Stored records

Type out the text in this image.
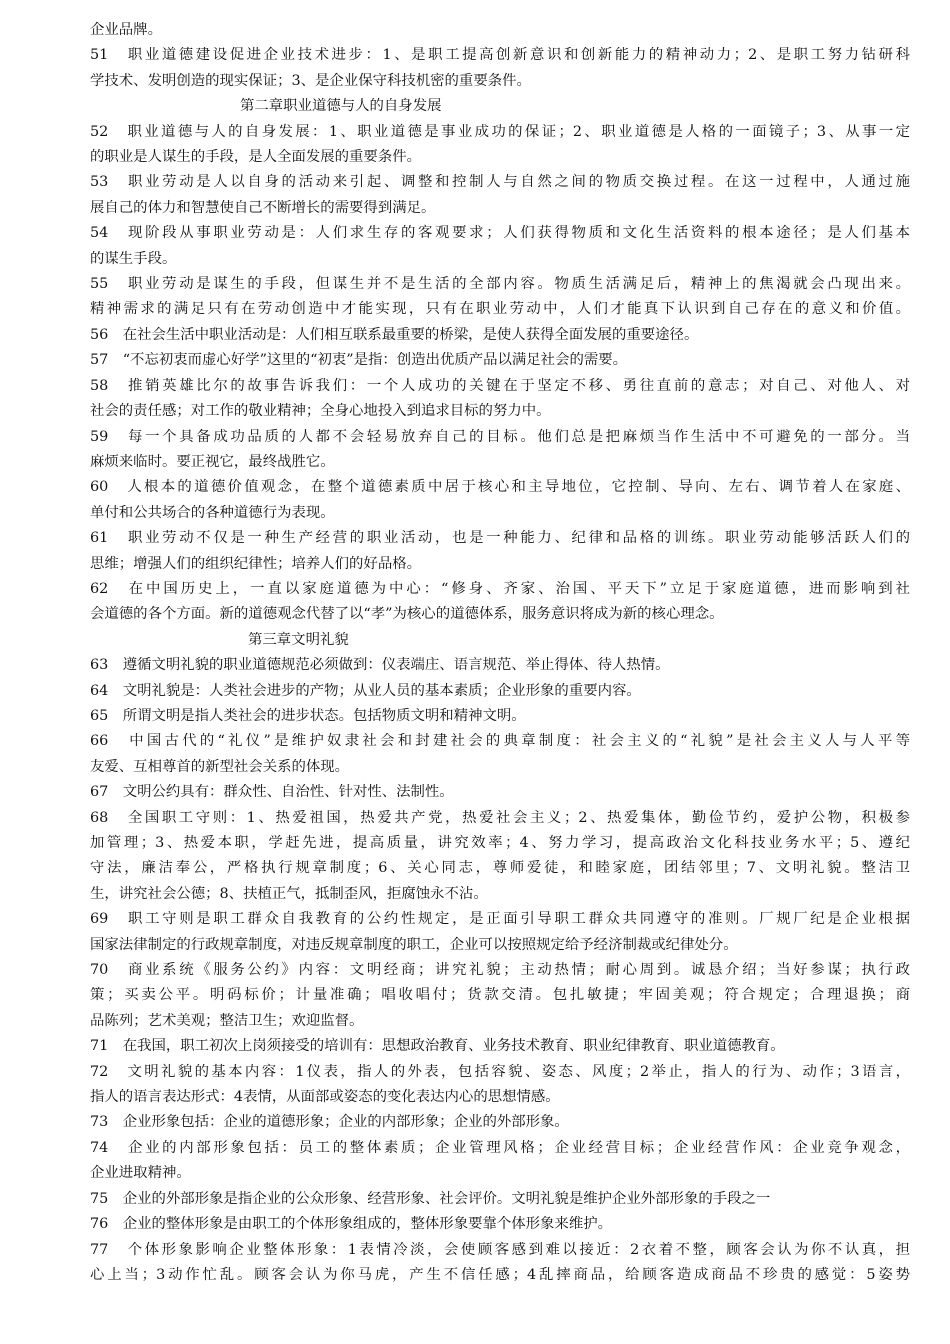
企业品牌。
51　职业道德建设促进企业技术进步：1、是职工提高创新意识和创新能力的精神动力；2、是职工努力钻研科
学技术、发明创造的现实保证；3、是企业保守科技机密的重要条件。
第二章职业道德与人的自身发展
52　职业道德与人的自身发展：1、职业道德是事业成功的保证；2、职业道德是人格的一面镜子；3、从事一定
的职业是人谋生的手段，是人全面发展的重要条件。
53　职业劳动是人以自身的活动来引起、调整和控制人与自然之间的物质交换过程。在这一过程中，人通过施
展自己的体力和智慧使自己不断增长的需要得到满足。
54　现阶段从事职业劳动是：人们求生存的客观要求；人们获得物质和文化生活资料的根本途径；是人们基本
的谋生手段。
55　职业劳动是谋生的手段，但谋生并不是生活的全部内容。物质生活满足后，精神上的焦渴就会凸现出来。
精神需求的满足只有在劳动创造中才能实现，只有在职业劳动中，人们才能真下认识到自己存在的意义和价值。
56　在社会生活中职业活动是：人们相互联系最重要的桥梁，是使人获得全面发展的重要途径。
57　“不忘初衷而虚心好学”这里的“初衷”是指：创造出优质产品以满足社会的需要。
58　推销英雄比尔的故事告诉我们：一个人成功的关键在于坚定不移、勇往直前的意志；对自己、对他人、对
社会的责任感；对工作的敬业精神；全身心地投入到追求目标的努力中。
59　每一个具备成功品质的人都不会轻易放弃自己的目标。他们总是把麻烦当作生活中不可避免的一部分。当
麻烦来临时。要正视它，最终战胜它。
60　人根本的道德价值观念，在整个道德素质中居于核心和主导地位，它控制、导向、左右、调节着人在家庭、
单付和公共场合的各种道德行为表现。
61　职业劳动不仅是一种生产经营的职业活动，也是一种能力、纪律和品格的训练。职业劳动能够活跃人们的
思维；增强人们的组织纪律性；培养人们的好品格。
62　在中国历史上，一直以家庭道德为中心：“修身、齐家、治国、平天下”立足于家庭道德，进而影响到社
会道德的各个方面。新的道德观念代替了以“孝”为核心的道德体系，服务意识将成为新的核心理念。
第三章文明礼貌
63　遵循文明礼貌的职业道德规范必须做到：仪表端庄、语言规范、举止得体、待人热情。
64　文明礼貌是：人类社会进步的产物；从业人员的基本素质；企业形象的重要内容。
65　所谓文明是指人类社会的进步状态。包括物质文明和精神文明。
66　中国古代的“礼仪”是维护奴隶社会和封建社会的典章制度：社会主义的“礼貌”是社会主义人与人平等
友爱、互相尊首的新型社会关系的体现。
67　文明公约具有：群众性、自治性、针对性、法制性。
68　全国职工守则：1、热爱祖国，热爱共产党，热爱社会主义；2、热爱集体，勤俭节约，爱护公物，积极参
加管理；3、热爱本职，学赶先进，提高质量，讲究效率；4、努力学习，提高政治文化科技业务水平；5、遵纪
守法，廉洁奉公，严格执行规章制度；6、关心同志，尊师爱徒，和睦家庭，团结邻里；7、文明礼貌。整洁卫
生，讲究社会公德；8、扶植正气，抵制歪风，拒腐蚀永不沾。
69　职工守则是职工群众自我教育的公约性规定，是正面引导职工群众共同遵守的准则。厂规厂纪是企业根据
国家法律制定的行政规章制度，对违反规章制度的职工，企业可以按照规定给予经济制裁或纪律处分。
70　商业系统《服务公约》内容：文明经商；讲究礼貌；主动热情；耐心周到。诚恳介绍；当好参谋；执行政
策；买卖公平。明码标价；计量准确；唱收唱付；货款交清。包扎敏捷；牢固美观；符合规定；合理退换；商
品陈列；艺术美观；整洁卫生；欢迎监督。
71　在我国，职工初次上岗须接受的培训有：思想政治教育、业务技术教育、职业纪律教育、职业道德教育。
72　文明礼貌的基本内容：1仪表，指人的外表，包括容貌、姿态、风度；2举止，指人的行为、动作；3语言，
指人的语言表达形式：4表情，从面部或姿态的变化表达内心的思想情感。
73　企业形象包括：企业的道德形象；企业的内部形象；企业的外部形象。
74　企业的内部形象包括：员工的整体素质；企业管理风格；企业经营目标；企业经营作风：企业竞争观念，
企业进取精神。
75　企业的外部形象是指企业的公众形象、经营形象、社会评价。文明礼貌是维护企业外部形象的手段之一
76　企业的整体形象是由职工的个体形象组成的，整体形象要靠个体形象来维护。
77　个体形象影响企业整体形象：1表情冷淡，会使顾客感到难以接近：2衣着不整，顾客会认为你不认真，担
心上当；3动作忙乱。顾客会认为你马虎，产生不信任感；4乱摔商品，给顾客造成商品不珍贵的感觉：5姿势
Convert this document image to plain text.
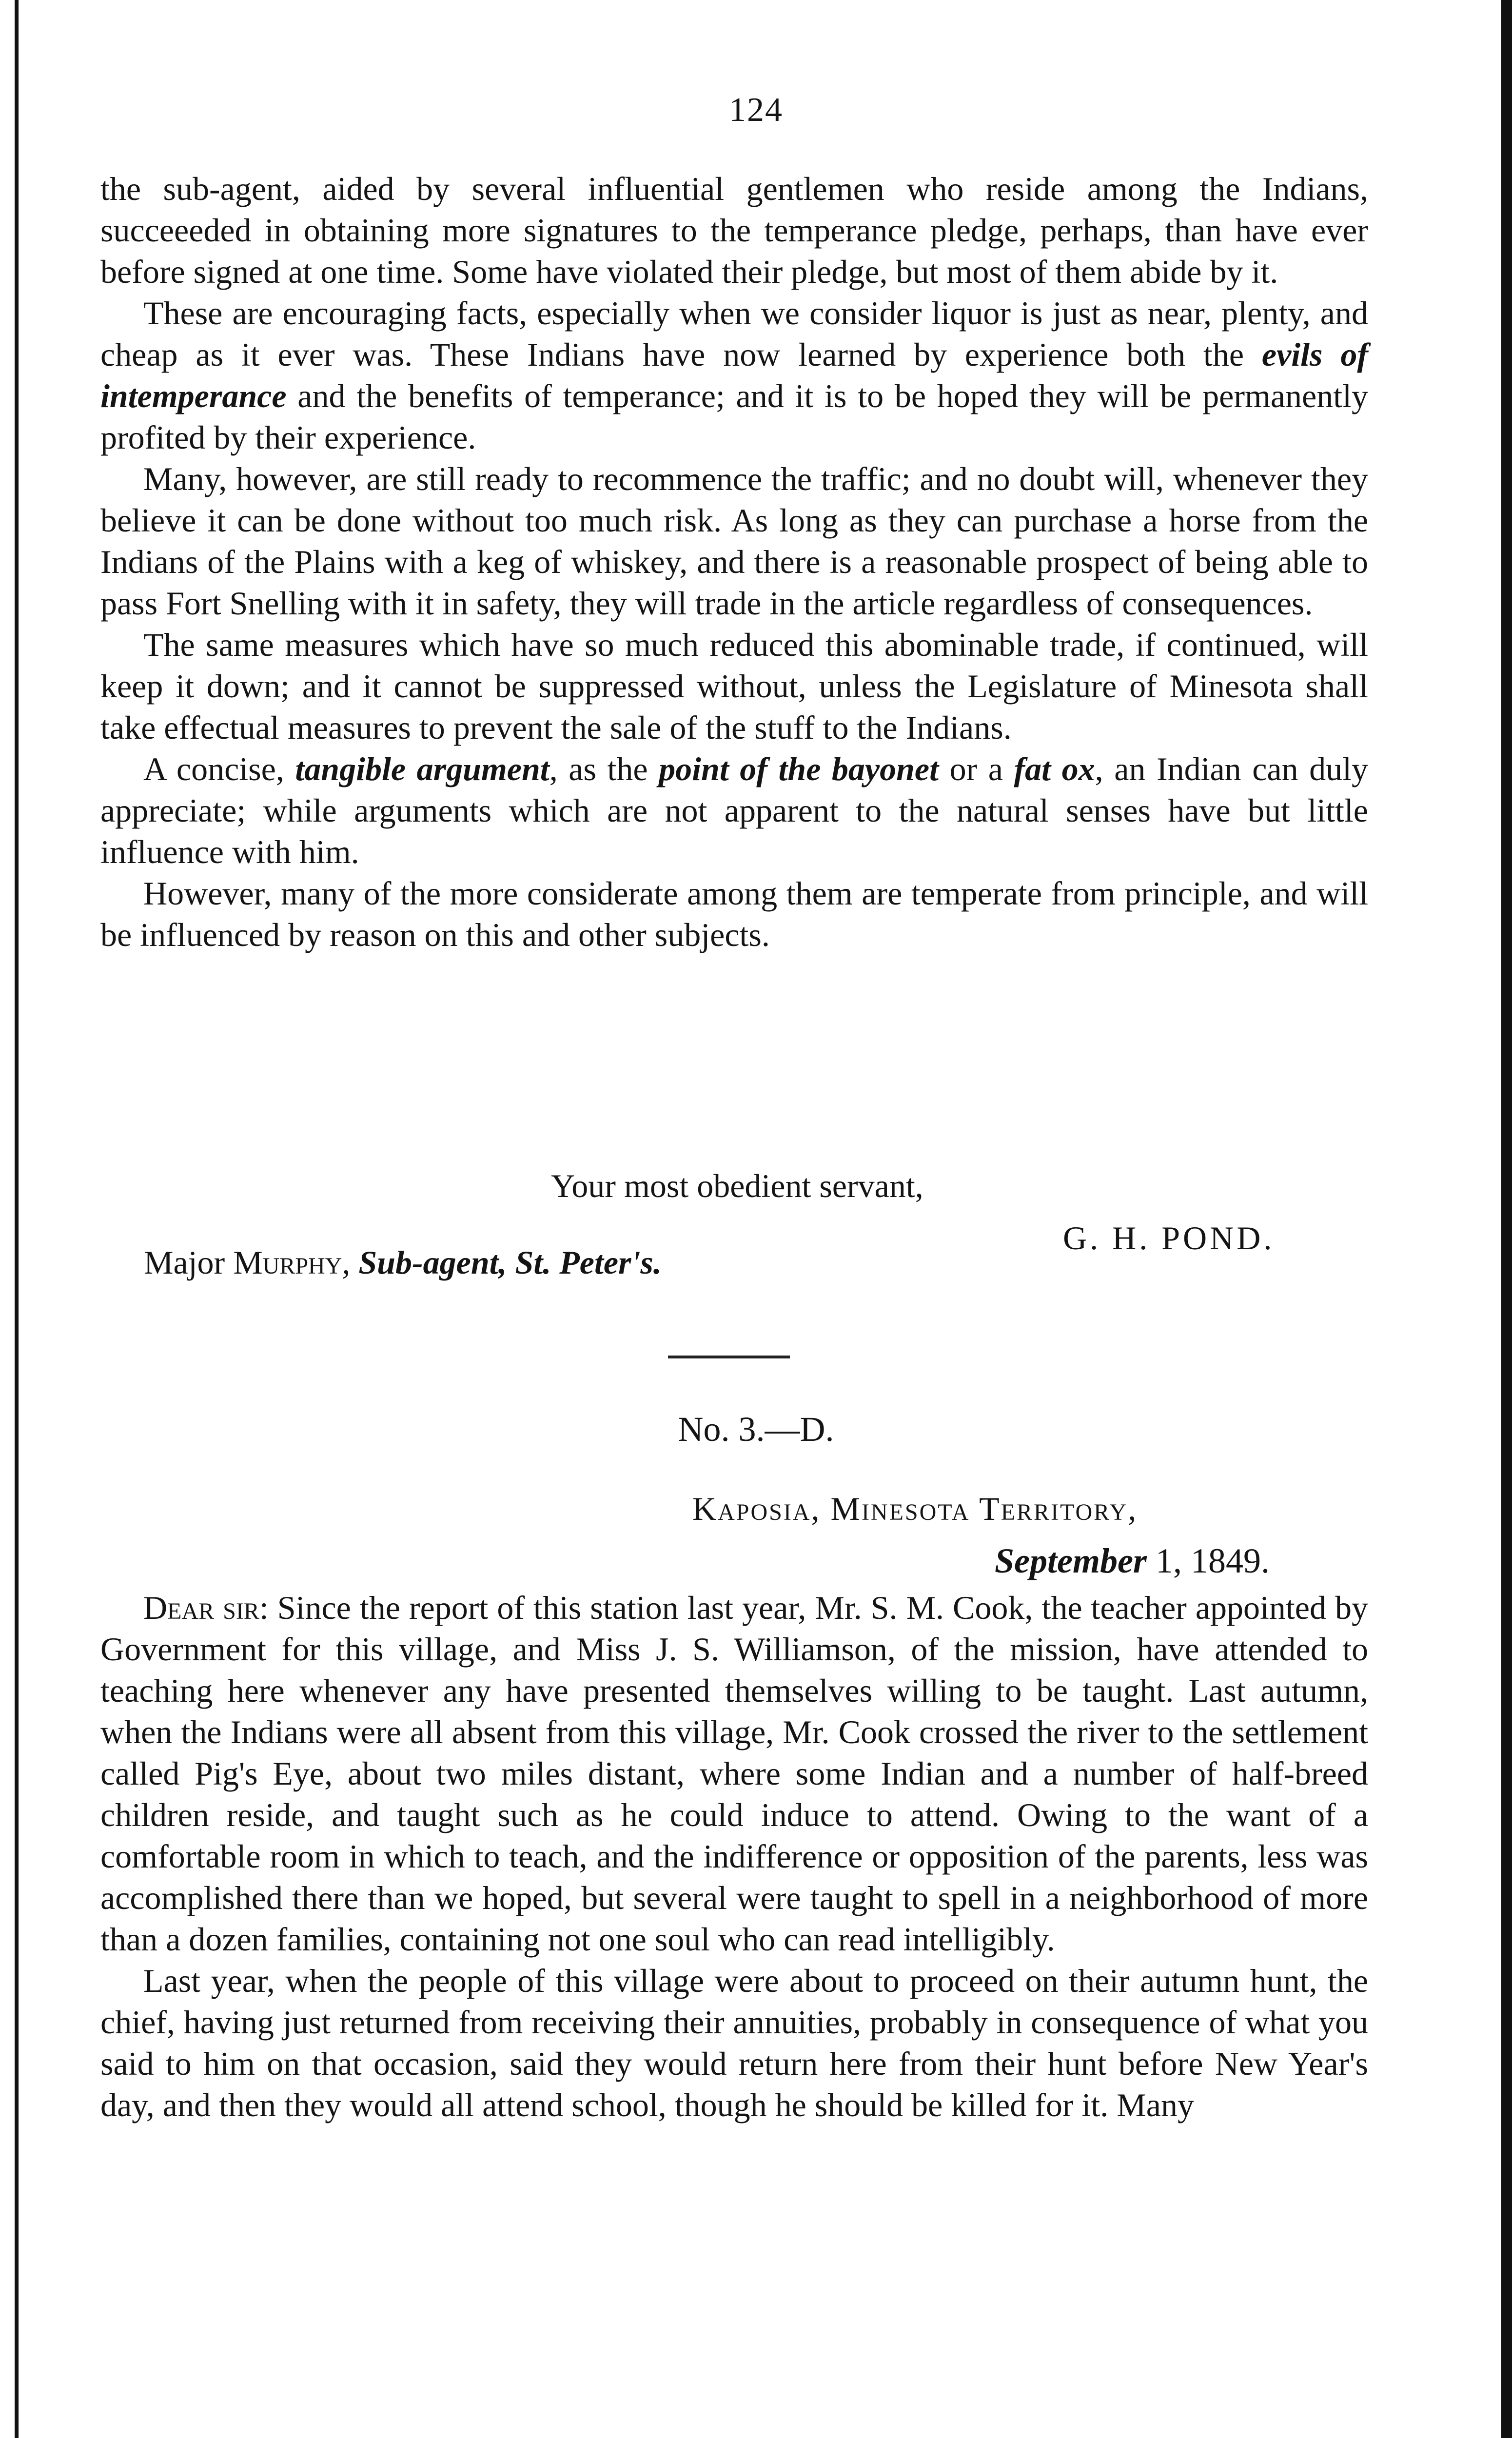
124

the sub-agent, aided by several influential gentlemen who reside among the Indians, succeeeded in obtaining more signatures to the temperance pledge, perhaps, than have ever before signed at one time. Some have violated their pledge, but most of them abide by it.

These are encouraging facts, especially when we consider liquor is just as near, plenty, and cheap as it ever was. These Indians have now learned by experience both the evils of intemperance and the benefits of temperance; and it is to be hoped they will be permanently profited by their experience.

Many, however, are still ready to recommence the traffic; and no doubt will, whenever they believe it can be done without too much risk. As long as they can purchase a horse from the Indians of the Plains with a keg of whiskey, and there is a reasonable prospect of being able to pass Fort Snelling with it in safety, they will trade in the article regardless of consequences.

The same measures which have so much reduced this abominable trade, if continued, will keep it down; and it cannot be suppressed without, unless the Legislature of Minesota shall take effectual measures to prevent the sale of the stuff to the Indians.

A concise, tangible argument, as the point of the bayonet or a fat ox, an Indian can duly appreciate; while arguments which are not apparent to the natural senses have but little influence with him.

However, many of the more considerate among them are temperate from principle, and will be influenced by reason on this and other subjects.

Your most obedient servant,
G. H. POND.
Major Murphy, Sub-agent, St. Peter's.
No. 3.—D.
Kaposia, Minesota Territory,
September 1, 1849.

Dear sir: Since the report of this station last year, Mr. S. M. Cook, the teacher appointed by Government for this village, and Miss J. S. Williamson, of the mission, have attended to teaching here whenever any have presented themselves willing to be taught. Last autumn, when the Indians were all absent from this village, Mr. Cook crossed the river to the settlement called Pig's Eye, about two miles distant, where some Indian and a number of half-breed children reside, and taught such as he could induce to attend. Owing to the want of a comfortable room in which to teach, and the indifference or opposition of the parents, less was accomplished there than we hoped, but several were taught to spell in a neighborhood of more than a dozen families, containing not one soul who can read intelligibly.

Last year, when the people of this village were about to proceed on their autumn hunt, the chief, having just returned from receiving their annuities, probably in consequence of what you said to him on that occasion, said they would return here from their hunt before New Year's day, and then they would all attend school, though he should be killed for it. Many
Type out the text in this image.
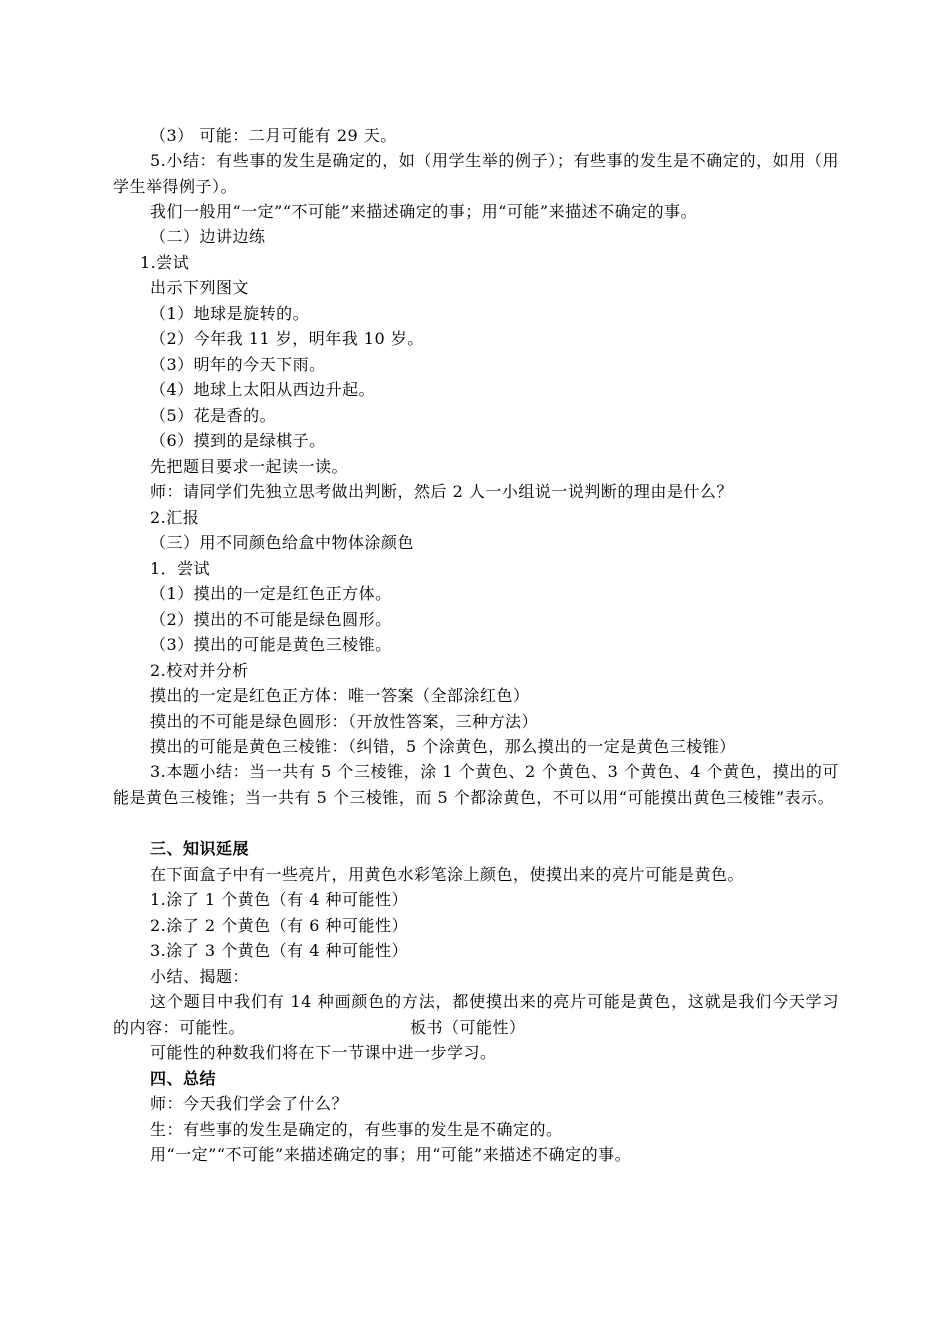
（3） 可能：二月可能有 29 天。
5.小结：有些事的发生是确定的，如（用学生举的例子）；有些事的发生是不确定的，如用（用学生举得例子）。
我们一般用“一定”“不可能”来描述确定的事；用“可能”来描述不确定的事。
（二）边讲边练
1.尝试
出示下列图文
（1）地球是旋转的。
（2）今年我 11 岁，明年我 10 岁。
（3）明年的今天下雨。
（4）地球上太阳从西边升起。
（5）花是香的。
（6）摸到的是绿棋子。
先把题目要求一起读一读。
师：请同学们先独立思考做出判断，然后 2 人一小组说一说判断的理由是什么？
2.汇报
（三）用不同颜色给盒中物体涂颜色
1．尝试
（1）摸出的一定是红色正方体。
（2）摸出的不可能是绿色圆形。
（3）摸出的可能是黄色三棱锥。
2.校对并分析
摸出的一定是红色正方体：唯一答案（全部涂红色）
摸出的不可能是绿色圆形：（开放性答案，三种方法）
摸出的可能是黄色三棱锥：（纠错，5 个涂黄色，那么摸出的一定是黄色三棱锥）
3.本题小结：当一共有 5 个三棱锥，涂 1 个黄色、2 个黄色、3 个黄色、4 个黄色，摸出的可能是黄色三棱锥；当一共有 5 个三棱锥，而 5 个都涂黄色，不可以用“可能摸出黄色三棱锥”表示。
三、知识延展
在下面盒子中有一些亮片，用黄色水彩笔涂上颜色，使摸出来的亮片可能是黄色。
1.涂了 1 个黄色（有 4 种可能性）
2.涂了 2 个黄色（有 6 种可能性）
3.涂了 3 个黄色（有 4 种可能性）
小结、揭题：
这个题目中我们有 14 种画颜色的方法，都使摸出来的亮片可能是黄色，这就是我们今天学习的内容：可能性。	板书（可能性）
可能性的种数我们将在下一节课中进一步学习。
四、总结
师：今天我们学会了什么？
生：有些事的发生是确定的，有些事的发生是不确定的。
用“一定”“不可能”来描述确定的事；用“可能”来描述不确定的事。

TASK BRIEF
Which lines include the word "agent"? Copy every one of them.

PROBLEM SOLUTION
the sub-agent, aided by several influential gentlemen who reside among the Indians, succeeeded in obtaining more signatures to the temperance pledge, perhaps, than have ever before signed at one time. Some have violated their pledge, but most of them abide by it.
Major Murphy, Sub-agent, St. Peter's.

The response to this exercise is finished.